Highlights für das Humboldt Forum: Die Kraft der Krieger

Solch ein Gefäß nahmen Maya-Kämpfer mit in die Schlacht. Nikolai Grube erklärt die reiche Bemalung – und warum Kakao darin war.

Kakao hatte für die Maya etwa die gleiche Bedeutung wie für uns Champagner: Es war ein Getränk, das man zu feierlichen Anlässen genoss, es war teuer und daher auch nur dem Adel vorbehalten. Die Kakaobohnen galten als kostbar, weil der Kakaobaum eine sehr empfindliche Pflanze ist, die nur auf tiefen und fruchtbaren Böden gedeiht, dabei aber auch konstante Hitze, hohe Luftfeuchtigkeit und viel Schatten benötigt. Der Konsum von Kakao galt als Luxus, und die Kakaobohnen waren so begehrt, dass sie – zumindest in den letzten Jahrhunderten vor der spanischen Eroberung – als eine Art Währung dienten.

Die Maya reichten die mit Wasser, Maismasse und Kakao angerührten Getränke bei Ritualen und Banketten, bei denen große tönerne Trinkgefäße von Mund zu Mund gingen. Solche Kakaogefäße, eins wird von Ende 2019 an im Humboldt Forum zu sehen sein, waren bemalt und galten als so erlesen, dass Könige und vornehme Mitglieder des Hofstaats sie oft sogar mit ins Grab nahmen.Viele dieser exquisiten bemalten Keramiken sind von Archäologen bei wissenschaftlichen Ausgrabungsprojekten als Beigaben in Gräbern von Angehörigen des Maya-Adels gefunden worden. Die noch größere Anzahl bemalter Kakaogefäße wurde allerdings von Grabräubern ausgegraben und gelangte so auf den Kunstmarkt, in die Hände von Sammlern und Museen.

Herkunft des „Berliner Kriegsgefäßes“ ist ungewiss

Da Grabräuber keine Angaben über die Fundorte der Stücke machen, wissen wir in diesen Fällen nicht genau, aus welchem Teil der Maya-Welt ein solches Artefakt kommt. Auch die Herkunft dieses so genannten Berliner Kriegsgefäßes ist unbekannt. Es wird so genannt wegen der szenischen Darstellung eines bewaffneten Kampfes auf seiner Außenseite. Das Gefäß gehört zu einer Gruppe von mindestens sechs Keramiken aus der späten Blütezeit der Maya-Kultur um 700-900 nach Christus, die aufgrund ihres Malstils, aber auch der Kalligraphie der Hieroglyphentexte ganz sicher in der gleichen Töpferwerkstatt angefertigt wurden. Nur von einer Keramik aus dieser Gruppe, die sich heute im Britischen Museum befindet, berichtet der Berliner Altamerikanist Eduard Seler, dass sie im Jahr 1904 einem in Guatemala lebenden Deutschen „(…) von den Aeltesten des Dorfes Nebaj in Guatemala in sehr zärimonieller Weise als Zeichen ganz besonderer Hochachtung über reicht worden sei“. Aufgrund dieser Angabe nimmt man für die Gefäße dieses Stils an, dass sie ursprünglich aus dem nördlichen Hochland von Guatemala stammen.

◇ ◇ ◇

▶ [ERFORDERLICHE SCHRITTE]
1. Mit welchem Getränk vergleicht der Textauszug über das Berliner Kriegsgefäß die Bedeutung von Kakao für die Maya?
2. Gib in der Auflistung den Abschnitt von der Zeile mit „pump P3 [121,41,125,45]“ bis einschließlich der Zeile mit „arrow into boiler return [96,121,99,123]“ erneut aus. Ersetze dabei „check valve“ durch „non-return valve“ und lass alles andere unverändert.

(Gespeicherte Dateneinträge)
◇ ◇ ◇

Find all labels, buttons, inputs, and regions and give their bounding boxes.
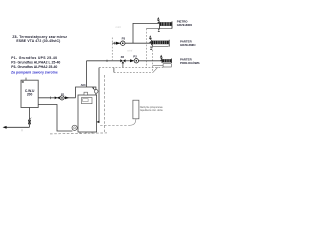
pump P3 [121,41,125,45]
svg-text:P2- Grundfos ALPHA2 L 25-40: P2- Grundfos ALPHA2 L 25-40 [11,61,60,65]
svg-text:mint: mint [127,49,133,53]
cold water arrow [3,126,7,129]
svg-text:zapełnienie inst. dolne: zapełnienie inst. dolne [140,109,164,112]
wire return drop to boiler [98,68,100,122]
check valve after mixing valve [130,59,134,62]
radiator valve podlogowka [160,55,163,61]
svg-text:Z8: Z8 [121,55,125,59]
svg-text:P1- Grundfos UPS 25-40: P1- Grundfos UPS 25-40 [11,56,57,60]
pump P1 [60,96,64,100]
wire podlogowka loop return [153,64,164,66]
union tick on P1 line [50,97,52,100]
radiator valve parter [149,35,152,43]
check valve after P3 [116,42,121,45]
svg-text:Naczynie przeponowe: Naczynie przeponowe [140,106,164,109]
union tick on P3 line [114,42,116,45]
wire cold water line [6,126,30,128]
svg-text:P3- Grundfos ALPHA2 25-40: P3- Grundfos ALPHA2 25-40 [11,65,57,69]
boiler legs [79,132,81,134]
wire expansion vessel dashed connection [100,124,130,126]
svg-text:ESBE VTA 472 (30-45stC): ESBE VTA 472 (30-45stC) [16,39,60,43]
wire P2 supply to podlogowka [126,60,131,62]
svg-text:200: 200 [27,93,33,97]
node P3 branch dashed riser [111,38,113,61]
svg-text:A03: A03 [81,83,86,87]
svg-text:P2: P2 [133,54,137,58]
valve on cold water riser [28,120,30,125]
wire parter return dashed drop [151,47,153,73]
svg-text:Za pompami zawory zwrotne: Za pompami zawory zwrotne [11,70,58,74]
wire coil return tank to burner [38,105,72,132]
return valve pietro [158,29,160,31]
boundary dashed wall vertical [104,75,106,132]
tank C.W.U body [21,80,38,107]
wire boiler top manifold [76,87,96,98]
svg-text:mint: mint [116,25,122,29]
boiler control panel [82,98,93,104]
arrow into boiler return [96,121,99,123]
valve Z8 mixing (3-way) [120,59,125,63]
radiator pietro grzejniki [160,21,173,28]
radiator parter grzejniki [151,40,169,47]
svg-text:PODŁOGÓWKA: PODŁOGÓWKA [180,60,200,65]
check valve after P1 [65,96,69,99]
boiler flue stub [84,92,88,95]
wire podlogowka return riser [113,68,115,73]
boiler burner circle [72,125,77,130]
tick below cold water line [21,129,23,131]
radiator valve pietro [157,17,160,23]
wire podlogowka return dashed [114,71,153,73]
svg-text:P3: P3 [122,37,126,41]
wire supply manifold to mixing valve [87,60,121,62]
valve on P1 line [55,96,60,99]
wire P3 circuit line [112,42,151,44]
wire mixing valve return branch [122,63,124,67]
wire P1 line from tank [38,97,75,99]
pump P2 [134,59,138,63]
radiator parter podlogowka [162,59,172,64]
wire supply riser from boiler [86,61,88,87]
safety group on boiler supply [94,90,98,94]
svg-text:P1: P1 [61,92,65,96]
wire cold water riser to tank [29,108,31,128]
wire return main dashed [99,67,163,69]
wire pietro return [146,28,172,30]
boiler body [78,95,97,132]
svg-text:GRZEJNIKI: GRZEJNIKI [180,43,196,47]
return valve parter [150,47,152,49]
svg-text:GRZEJNIKI: GRZEJNIKI [177,23,193,27]
wire podlogowka return diagonal [153,67,158,72]
wire pietro supply riser [133,23,160,43]
wire pietro return dashed drop [145,29,147,68]
floor loop box [163,64,171,67]
union tick on supply line [106,60,108,62]
expansion vessel [133,100,139,119]
tank top stub [25,78,27,81]
wire parter return [152,46,168,48]
boundary dashed floor under boiler [50,133,107,134]
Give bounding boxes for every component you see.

◇ ◇ ◇

▶ [ERGEBNISSE JE AUFGABE]
1. Mit Champagner.

2.
pump P3 [121,41,125,45]
svg-text:P2- Grundfos ALPHA2 L 25-40: P2- Grundfos ALPHA2 L 25-40 [11,61,60,65]
svg-text:mint: mint [127,49,133,53]
cold water arrow [3,126,7,129]
svg-text:zapełnienie inst. dolne: zapełnienie inst. dolne [140,109,164,112]
wire return drop to boiler [98,68,100,122]
non-return valve after mixing valve [130,59,134,62]
radiator valve podlogowka [160,55,163,61]
svg-text:Z8: Z8 [121,55,125,59]
svg-text:P1- Grundfos UPS 25-40: P1- Grundfos UPS 25-40 [11,56,57,60]
pump P1 [60,96,64,100]
wire podlogowka loop return [153,64,164,66]
union tick on P1 line [50,97,52,100]
radiator valve parter [149,35,152,43]
non-return valve after P3 [116,42,121,45]
svg-text:Naczynie przeponowe: Naczynie przeponowe [140,106,164,109]
union tick on P3 line [114,42,116,45]
wire cold water line [6,126,30,128]
svg-text:P3- Grundfos ALPHA2 25-40: P3- Grundfos ALPHA2 25-40 [11,65,57,69]
boiler legs [79,132,81,134]
wire expansion vessel dashed connection [100,124,130,126]
svg-text:ESBE VTA 472 (30-45stC): ESBE VTA 472 (30-45stC) [16,39,60,43]
wire P2 supply to podlogowka [126,60,131,62]
svg-text:200: 200 [27,93,33,97]
node P3 branch dashed riser [111,38,113,61]
svg-text:A03: A03 [81,83,86,87]
svg-text:P2: P2 [133,54,137,58]
valve on cold water riser [28,120,30,125]
wire parter return dashed drop [151,47,153,73]
svg-text:Za pompami zawory zwrotne: Za pompami zawory zwrotne [11,70,58,74]
wire coil return tank to burner [38,105,72,132]
return valve pietro [158,29,160,31]
boundary dashed wall vertical [104,75,106,132]
tank C.W.U body [21,80,38,107]
wire boiler top manifold [76,87,96,98]
svg-text:mint: mint [116,25,122,29]
boiler control panel [82,98,93,104]
arrow into boiler return [96,121,99,123]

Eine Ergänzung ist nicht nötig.